Kutipan>
^^^^^^^^^^^^^^^^

Kisah Inspiratif
Ridamu, Ma, Jalan Menuju Surgaku
Oleh. Eka Suryati
SSCQMedia.Com-
Katanya, Desember adalah bulannya seorang ibu mendapatkan kasih sayang yang lebih dari anak-anaknya. Ah, kenyataannya tidaklah demikian. Biarkanlah sejarah hanya mencatat, yang perlu kita perbuat adalah tetap mencintai seorang ibu dengan tulus sepanjang waktu yang kita miliki bersamanya.
Ibu, dalam hal ini ia kupanggil dengan panggilan Mama. Sebuah panggilan sayang dari aku dan anak-anaknya. Mama itu adalah sosok yang sulit aku ungkapkan dengan kata-kata, seakan seluruh kosa kata yang ada tak mampu mewakili perasaanku padanya. Aku hanya bisa mengatakan ia adalah wanita yang tulus bagiku. Cintanya sebening air yang mengalir dalam telaga kasih tak bertepi.
Ma, betapa berharganya engkau bagi kami. Betapa juga besarnya jasamu bagi anak-anakmu. Dan surgaku berada di telapak kakimu, Ma. Membayangkan surga, alangkah nikmatnya. Surga yang pernah Mama ceritakan ketika kanak-kanakku dulu. Tak akan ada yang menolak untuk masuk ke sana. Tapi surga itu sulit diraih ya, Ma, butuh perjuangan yang berat untuk meraihnya. Butuh rida Allah untuk menggapainya. Namun berbakti padamu adalah jalanku menggapai surga nan indah itu.
“Oh ya, Ma, saat itu aku bingung, apa sih artinya, surga kok berada di telapak kaki ibu?” Lalu aku bertanya pada Mama.
"Ma, apa artinya surga berada di bawah telapak kaki Mama?" tanyaku dengan mengganti kata ibu menjadi mama.
Jawab Mama, "Itu adalah jalan bagi seorang anak untuk berbakti pada orang tuanya, terutama ibunya."
"Mengapa Ibu, Ma?" jawabku.
"Berbakti pada kedua orang tua, Nak, namun bakti pada ibu lebih utama lagi," jawab Mama atas tanyaku itu.
Aku menyimpan banyak tanya saat itu, Ma. Belum sepenuhnya paham atas obrolan kita. Mau bertanya terus, ada jeda iklan. Kawan-kawan memanggil untuk bermain. Lalu aku pamit main dulu pada Mama.

^^^^^^^^^^^^^^^^

Latihan Tertulis> Tuliskan setiap kalimat tanya dalam tanda kutip yang terdapat pada kutipan kisah tentang Mama di atas.

Data>
^^^^^^^^^^^^^^^^

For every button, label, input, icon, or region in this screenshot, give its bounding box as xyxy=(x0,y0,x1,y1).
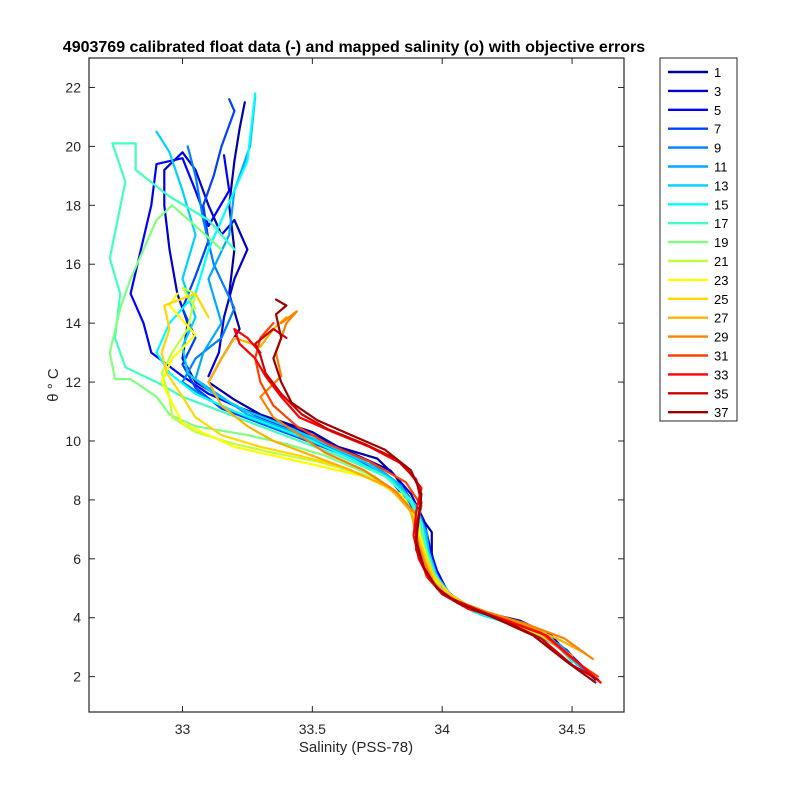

^^^^^^^^^^^^^^^^

Jawaban Tugas>
1. "Oh ya, Ma, saat itu aku bingung, apa sih artinya, surga kok berada di telapak kaki ibu?"
2. "Ma, apa artinya surga berada di bawah telapak kaki Mama?"
3. "Mengapa Ibu, Ma?"